>> START Dataset records

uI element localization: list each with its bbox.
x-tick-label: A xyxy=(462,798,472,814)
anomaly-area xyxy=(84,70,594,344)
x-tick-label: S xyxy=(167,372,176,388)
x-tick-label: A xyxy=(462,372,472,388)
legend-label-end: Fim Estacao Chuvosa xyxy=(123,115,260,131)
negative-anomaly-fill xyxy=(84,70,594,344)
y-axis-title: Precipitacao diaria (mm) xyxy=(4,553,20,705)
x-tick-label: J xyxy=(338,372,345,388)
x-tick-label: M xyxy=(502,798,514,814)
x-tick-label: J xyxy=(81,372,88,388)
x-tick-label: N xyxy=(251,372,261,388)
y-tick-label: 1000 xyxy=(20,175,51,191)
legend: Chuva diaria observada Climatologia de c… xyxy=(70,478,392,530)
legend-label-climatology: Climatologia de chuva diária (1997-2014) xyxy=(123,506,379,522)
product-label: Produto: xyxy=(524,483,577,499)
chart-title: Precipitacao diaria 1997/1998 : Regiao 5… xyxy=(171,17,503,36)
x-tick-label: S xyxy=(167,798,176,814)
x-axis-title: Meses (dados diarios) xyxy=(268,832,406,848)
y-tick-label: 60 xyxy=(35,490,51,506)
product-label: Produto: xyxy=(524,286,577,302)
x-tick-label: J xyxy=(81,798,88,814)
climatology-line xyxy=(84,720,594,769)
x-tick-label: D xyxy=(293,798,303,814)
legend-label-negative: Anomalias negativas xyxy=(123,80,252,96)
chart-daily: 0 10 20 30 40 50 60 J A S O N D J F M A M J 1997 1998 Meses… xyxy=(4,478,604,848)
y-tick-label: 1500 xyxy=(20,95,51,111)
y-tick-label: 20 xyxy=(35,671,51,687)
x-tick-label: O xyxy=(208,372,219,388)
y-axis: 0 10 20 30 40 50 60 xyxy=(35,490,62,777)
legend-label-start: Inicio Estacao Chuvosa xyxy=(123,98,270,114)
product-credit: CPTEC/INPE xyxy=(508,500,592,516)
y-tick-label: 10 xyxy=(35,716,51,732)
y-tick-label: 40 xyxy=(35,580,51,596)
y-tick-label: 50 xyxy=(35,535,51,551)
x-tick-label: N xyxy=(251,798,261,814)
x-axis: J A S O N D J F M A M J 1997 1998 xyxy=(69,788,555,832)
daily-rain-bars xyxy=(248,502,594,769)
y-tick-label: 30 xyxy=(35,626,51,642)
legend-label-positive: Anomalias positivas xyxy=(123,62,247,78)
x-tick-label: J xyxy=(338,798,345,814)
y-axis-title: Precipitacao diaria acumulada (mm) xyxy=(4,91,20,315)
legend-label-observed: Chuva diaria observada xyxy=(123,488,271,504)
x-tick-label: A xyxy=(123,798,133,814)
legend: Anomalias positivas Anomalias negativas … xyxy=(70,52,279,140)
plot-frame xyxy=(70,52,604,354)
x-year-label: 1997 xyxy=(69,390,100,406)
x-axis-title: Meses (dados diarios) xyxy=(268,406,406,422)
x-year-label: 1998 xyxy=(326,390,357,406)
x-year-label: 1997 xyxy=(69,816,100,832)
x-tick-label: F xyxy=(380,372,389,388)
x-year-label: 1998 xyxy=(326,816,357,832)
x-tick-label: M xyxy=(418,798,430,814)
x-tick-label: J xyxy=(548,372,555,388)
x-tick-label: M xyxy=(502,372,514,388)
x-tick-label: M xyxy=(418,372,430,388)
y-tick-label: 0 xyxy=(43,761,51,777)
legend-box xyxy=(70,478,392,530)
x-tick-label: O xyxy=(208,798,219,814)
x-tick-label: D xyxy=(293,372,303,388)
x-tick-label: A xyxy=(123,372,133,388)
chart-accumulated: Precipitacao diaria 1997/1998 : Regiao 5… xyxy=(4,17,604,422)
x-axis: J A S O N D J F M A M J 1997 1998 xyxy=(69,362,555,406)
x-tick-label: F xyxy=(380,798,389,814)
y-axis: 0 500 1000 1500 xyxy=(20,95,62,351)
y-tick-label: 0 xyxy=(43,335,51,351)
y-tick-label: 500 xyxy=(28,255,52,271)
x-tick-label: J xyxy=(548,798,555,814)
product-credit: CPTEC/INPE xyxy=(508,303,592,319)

>> END Dataset records

§ What is needed
Format every line of the records above as a Markdown table with two columns, Row and Line. Number the rows in order and leave out any blank lines.

§ Result below
| Row | Line |
|---|---|
| 1 | uI element localization: list each with its bbox. |
| 2 | x-tick-label: A xyxy=(462,798,472,814) |
| 3 | anomaly-area xyxy=(84,70,594,344) |
| 4 | x-tick-label: S xyxy=(167,372,176,388) |
| 5 | x-tick-label: A xyxy=(462,372,472,388) |
| 6 | legend-label-end: Fim Estacao Chuvosa xyxy=(123,115,260,131) |
| 7 | negative-anomaly-fill xyxy=(84,70,594,344) |
| 8 | y-axis-title: Precipitacao diaria (mm) xyxy=(4,553,20,705) |
| 9 | x-tick-label: J xyxy=(338,372,345,388) |
| 10 | x-tick-label: M xyxy=(502,798,514,814) |
| 11 | x-tick-label: J xyxy=(81,372,88,388) |
| 12 | x-tick-label: N xyxy=(251,372,261,388) |
| 13 | y-tick-label: 1000 xyxy=(20,175,51,191) |
| 14 | legend: Chuva diaria observada Climatologia de c… xyxy=(70,478,392,530) |
| 15 | legend-label-climatology: Climatologia de chuva diária (1997-2014) xyxy=(123,506,379,522) |
| 16 | product-label: Produto: xyxy=(524,483,577,499) |
| 17 | chart-title: Precipitacao diaria 1997/1998 : Regiao 5… xyxy=(171,17,503,36) |
| 18 | x-tick-label: S xyxy=(167,798,176,814) |
| 19 | x-axis-title: Meses (dados diarios) xyxy=(268,832,406,848) |
| 20 | y-tick-label: 60 xyxy=(35,490,51,506) |
| 21 | product-label: Produto: xyxy=(524,286,577,302) |
| 22 | x-tick-label: J xyxy=(81,798,88,814) |
| 23 | climatology-line xyxy=(84,720,594,769) |
| 24 | x-tick-label: D xyxy=(293,798,303,814) |
| 25 | legend-label-negative: Anomalias negativas xyxy=(123,80,252,96) |
| 26 | chart-daily: 0 10 20 30 40 50 60 J A S O N D J F M A M J 1997 1998 Meses… xyxy=(4,478,604,848) |
| 27 | y-tick-label: 1500 xyxy=(20,95,51,111) |
| 28 | y-tick-label: 20 xyxy=(35,671,51,687) |
| 29 | x-tick-label: O xyxy=(208,372,219,388) |
| 30 | y-axis: 0 10 20 30 40 50 60 xyxy=(35,490,62,777) |
| 31 | legend-label-start: Inicio Estacao Chuvosa xyxy=(123,98,270,114) |
| 32 | product-credit: CPTEC/INPE xyxy=(508,500,592,516) |
| 33 | y-tick-label: 10 xyxy=(35,716,51,732) |
| 34 | y-tick-label: 40 xyxy=(35,580,51,596) |
| 35 | y-tick-label: 50 xyxy=(35,535,51,551) |
| 36 | x-tick-label: N xyxy=(251,798,261,814) |
| 37 | x-axis: J A S O N D J F M A M J 1997 1998 xyxy=(69,788,555,832) |
| 38 | daily-rain-bars xyxy=(248,502,594,769) |
| 39 | y-tick-label: 30 xyxy=(35,626,51,642) |
| 40 | legend-label-positive: Anomalias positivas xyxy=(123,62,247,78) |
| 41 | x-tick-label: J xyxy=(338,798,345,814) |
| 42 | y-axis-title: Precipitacao diaria acumulada (mm) xyxy=(4,91,20,315) |
| 43 | legend-label-observed: Chuva diaria observada xyxy=(123,488,271,504) |
| 44 | x-tick-label: A xyxy=(123,798,133,814) |
| 45 | legend: Anomalias positivas Anomalias negativas … xyxy=(70,52,279,140) |
| 46 | plot-frame xyxy=(70,52,604,354) |
| 47 | x-year-label: 1997 xyxy=(69,390,100,406) |
| 48 | x-axis-title: Meses (dados diarios) xyxy=(268,406,406,422) |
| 49 | x-year-label: 1998 xyxy=(326,390,357,406) |
| 50 | x-year-label: 1997 xyxy=(69,816,100,832) |
| 51 | x-tick-label: F xyxy=(380,372,389,388) |
| 52 | x-year-label: 1998 xyxy=(326,816,357,832) |
| 53 | x-tick-label: M xyxy=(418,798,430,814) |
| 54 | x-tick-label: J xyxy=(548,372,555,388) |
| 55 | x-tick-label: M xyxy=(502,372,514,388) |
| 56 | x-tick-label: M xyxy=(418,372,430,388) |
| 57 | y-tick-label: 0 xyxy=(43,761,51,777) |
| 58 | legend-box xyxy=(70,478,392,530) |
| 59 | x-tick-label: O xyxy=(208,798,219,814) |
| 60 | x-tick-label: D xyxy=(293,372,303,388) |
| 61 | x-tick-label: A xyxy=(123,372,133,388) |
| 62 | chart-accumulated: Precipitacao diaria 1997/1998 : Regiao 5… xyxy=(4,17,604,422) |
| 63 | x-axis: J A S O N D J F M A M J 1997 1998 xyxy=(69,362,555,406) |
| 64 | x-tick-label: F xyxy=(380,798,389,814) |
| 65 | y-axis: 0 500 1000 1500 xyxy=(20,95,62,351) |
| 66 | y-tick-label: 0 xyxy=(43,335,51,351) |
| 67 | y-tick-label: 500 xyxy=(28,255,52,271) |
| 68 | x-tick-label: J xyxy=(548,798,555,814) |
| 69 | product-credit: CPTEC/INPE xyxy=(508,303,592,319) |